**What you have to do:** Would you transcribe the listing that follows, character for character, and omit its images?
-- Begin Exercise inputs --
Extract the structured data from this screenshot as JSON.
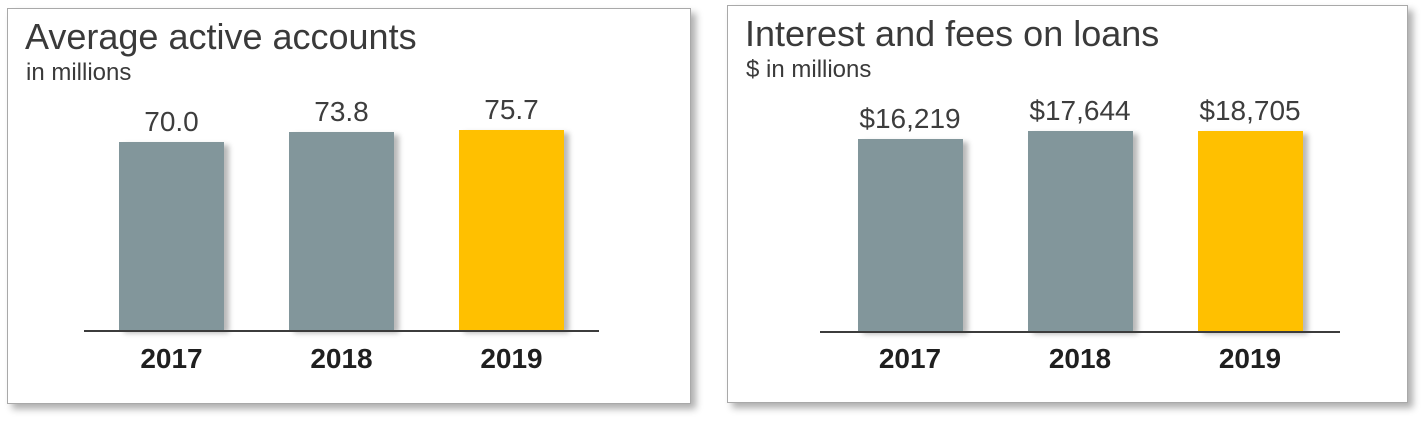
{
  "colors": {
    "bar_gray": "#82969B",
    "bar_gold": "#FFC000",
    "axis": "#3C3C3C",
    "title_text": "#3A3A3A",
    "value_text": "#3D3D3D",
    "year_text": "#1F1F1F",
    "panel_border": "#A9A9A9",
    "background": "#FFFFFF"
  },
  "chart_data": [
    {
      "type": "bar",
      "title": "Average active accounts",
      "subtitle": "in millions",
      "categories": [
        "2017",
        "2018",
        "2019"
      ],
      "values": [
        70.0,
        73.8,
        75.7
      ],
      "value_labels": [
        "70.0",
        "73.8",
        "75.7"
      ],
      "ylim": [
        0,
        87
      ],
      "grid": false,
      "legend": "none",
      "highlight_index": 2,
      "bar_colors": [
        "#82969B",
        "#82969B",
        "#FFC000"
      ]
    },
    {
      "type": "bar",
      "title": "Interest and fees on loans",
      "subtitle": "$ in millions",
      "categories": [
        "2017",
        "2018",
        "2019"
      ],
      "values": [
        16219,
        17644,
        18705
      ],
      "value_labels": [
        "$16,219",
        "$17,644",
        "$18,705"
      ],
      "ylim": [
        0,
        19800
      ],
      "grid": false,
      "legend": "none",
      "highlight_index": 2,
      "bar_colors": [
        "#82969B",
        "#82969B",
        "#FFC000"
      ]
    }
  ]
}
-- End Exercise inputs --
**Written solution:**
Extract the structured data from this screenshot as JSON.
{
  "colors": {
    "bar_gray": "#82969B",
    "bar_gold": "#FFC000",
    "axis": "#3C3C3C",
    "title_text": "#3A3A3A",
    "value_text": "#3D3D3D",
    "year_text": "#1F1F1F",
    "panel_border": "#A9A9A9",
    "background": "#FFFFFF"
  },
  "chart_data": [
    {
      "type": "bar",
      "title": "Average active accounts",
      "subtitle": "in millions",
      "categories": [
        "2017",
        "2018",
        "2019"
      ],
      "values": [
        70.0,
        73.8,
        75.7
      ],
      "value_labels": [
        "70.0",
        "73.8",
        "75.7"
      ],
      "ylim": [
        0,
        87
      ],
      "grid": false,
      "legend": "none",
      "highlight_index": 2,
      "bar_colors": [
        "#82969B",
        "#82969B",
        "#FFC000"
      ]
    },
    {
      "type": "bar",
      "title": "Interest and fees on loans",
      "subtitle": "$ in millions",
      "categories": [
        "2017",
        "2018",
        "2019"
      ],
      "values": [
        16219,
        17644,
        18705
      ],
      "value_labels": [
        "$16,219",
        "$17,644",
        "$18,705"
      ],
      "ylim": [
        0,
        19800
      ],
      "grid": false,
      "legend": "none",
      "highlight_index": 2,
      "bar_colors": [
        "#82969B",
        "#82969B",
        "#FFC000"
      ]
    }
  ]
}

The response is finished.